Task statement:
Rewrite the lines of the entries below as a Markdown table with the columns "No." and "Line", skipping any blank lines. Begin with the first line of the entries and continue through the line containing "chart-title: 1—6月中国电子竞技产业收入情况 bbox=[718, 273, 1149, 306]".

Rows from a dataset:
☆ ☆ ☆

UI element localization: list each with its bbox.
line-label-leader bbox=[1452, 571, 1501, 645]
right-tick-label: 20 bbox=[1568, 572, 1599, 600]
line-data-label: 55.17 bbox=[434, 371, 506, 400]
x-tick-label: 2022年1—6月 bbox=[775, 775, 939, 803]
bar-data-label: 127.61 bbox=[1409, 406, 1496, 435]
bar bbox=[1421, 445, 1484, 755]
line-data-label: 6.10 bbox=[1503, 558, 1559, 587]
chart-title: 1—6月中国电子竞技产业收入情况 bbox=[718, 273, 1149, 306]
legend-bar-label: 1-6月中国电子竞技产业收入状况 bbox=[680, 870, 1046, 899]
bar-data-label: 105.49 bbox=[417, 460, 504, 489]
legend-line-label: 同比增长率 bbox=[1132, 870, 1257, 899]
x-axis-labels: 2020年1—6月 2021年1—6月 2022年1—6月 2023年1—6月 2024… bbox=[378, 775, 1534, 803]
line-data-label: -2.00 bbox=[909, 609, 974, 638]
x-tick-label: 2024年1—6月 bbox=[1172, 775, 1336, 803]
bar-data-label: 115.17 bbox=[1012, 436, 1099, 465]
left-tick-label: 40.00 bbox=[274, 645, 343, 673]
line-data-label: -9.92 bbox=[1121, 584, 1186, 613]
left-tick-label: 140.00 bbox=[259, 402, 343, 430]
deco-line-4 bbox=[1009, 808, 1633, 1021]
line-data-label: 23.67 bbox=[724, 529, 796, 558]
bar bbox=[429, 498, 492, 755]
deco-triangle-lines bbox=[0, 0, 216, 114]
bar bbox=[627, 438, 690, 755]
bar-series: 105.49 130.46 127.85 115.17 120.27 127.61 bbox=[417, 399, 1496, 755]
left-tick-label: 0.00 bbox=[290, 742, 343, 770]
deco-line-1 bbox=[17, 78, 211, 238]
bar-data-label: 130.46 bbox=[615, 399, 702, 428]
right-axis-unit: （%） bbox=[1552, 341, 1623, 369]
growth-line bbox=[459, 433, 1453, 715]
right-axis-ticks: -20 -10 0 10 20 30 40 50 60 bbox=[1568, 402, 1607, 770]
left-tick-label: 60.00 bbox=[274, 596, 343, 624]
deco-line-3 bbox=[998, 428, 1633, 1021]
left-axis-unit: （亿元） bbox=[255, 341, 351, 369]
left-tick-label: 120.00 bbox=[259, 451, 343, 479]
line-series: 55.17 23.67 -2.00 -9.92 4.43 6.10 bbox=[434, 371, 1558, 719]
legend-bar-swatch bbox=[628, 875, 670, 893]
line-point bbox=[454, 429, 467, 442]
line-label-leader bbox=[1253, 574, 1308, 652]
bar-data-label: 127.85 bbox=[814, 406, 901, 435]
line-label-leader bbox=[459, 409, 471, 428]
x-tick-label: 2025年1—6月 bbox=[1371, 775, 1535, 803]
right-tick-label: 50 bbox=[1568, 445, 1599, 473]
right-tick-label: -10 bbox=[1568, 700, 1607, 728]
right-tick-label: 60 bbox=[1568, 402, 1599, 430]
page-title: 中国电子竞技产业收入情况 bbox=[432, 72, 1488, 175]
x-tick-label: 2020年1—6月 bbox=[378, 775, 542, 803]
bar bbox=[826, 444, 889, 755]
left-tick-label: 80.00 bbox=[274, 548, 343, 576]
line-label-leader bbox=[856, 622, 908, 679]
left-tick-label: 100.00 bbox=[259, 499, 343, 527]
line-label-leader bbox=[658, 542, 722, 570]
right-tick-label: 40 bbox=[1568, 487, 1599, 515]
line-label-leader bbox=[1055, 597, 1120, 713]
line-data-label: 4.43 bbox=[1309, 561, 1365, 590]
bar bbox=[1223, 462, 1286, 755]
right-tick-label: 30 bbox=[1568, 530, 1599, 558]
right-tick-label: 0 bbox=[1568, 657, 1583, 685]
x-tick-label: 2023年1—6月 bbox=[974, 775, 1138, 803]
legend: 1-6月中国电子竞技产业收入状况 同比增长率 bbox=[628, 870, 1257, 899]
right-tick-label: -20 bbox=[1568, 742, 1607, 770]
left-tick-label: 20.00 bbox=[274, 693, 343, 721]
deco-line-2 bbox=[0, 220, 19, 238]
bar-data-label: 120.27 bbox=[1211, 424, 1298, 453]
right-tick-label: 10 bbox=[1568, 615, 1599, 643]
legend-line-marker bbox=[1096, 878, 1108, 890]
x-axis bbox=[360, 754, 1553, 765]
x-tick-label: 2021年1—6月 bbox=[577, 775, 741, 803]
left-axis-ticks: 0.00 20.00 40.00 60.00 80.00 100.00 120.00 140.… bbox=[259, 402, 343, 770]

☆ ☆ ☆

Correct result:
| No. | Line |
|---|---|
| 1 | UI element localization: list each with its bbox. |
| 2 | line-label-leader bbox=[1452, 571, 1501, 645] |
| 3 | right-tick-label: 20 bbox=[1568, 572, 1599, 600] |
| 4 | line-data-label: 55.17 bbox=[434, 371, 506, 400] |
| 5 | x-tick-label: 2022年1—6月 bbox=[775, 775, 939, 803] |
| 6 | bar-data-label: 127.61 bbox=[1409, 406, 1496, 435] |
| 7 | bar bbox=[1421, 445, 1484, 755] |
| 8 | line-data-label: 6.10 bbox=[1503, 558, 1559, 587] |
| 9 | chart-title: 1—6月中国电子竞技产业收入情况 bbox=[718, 273, 1149, 306] |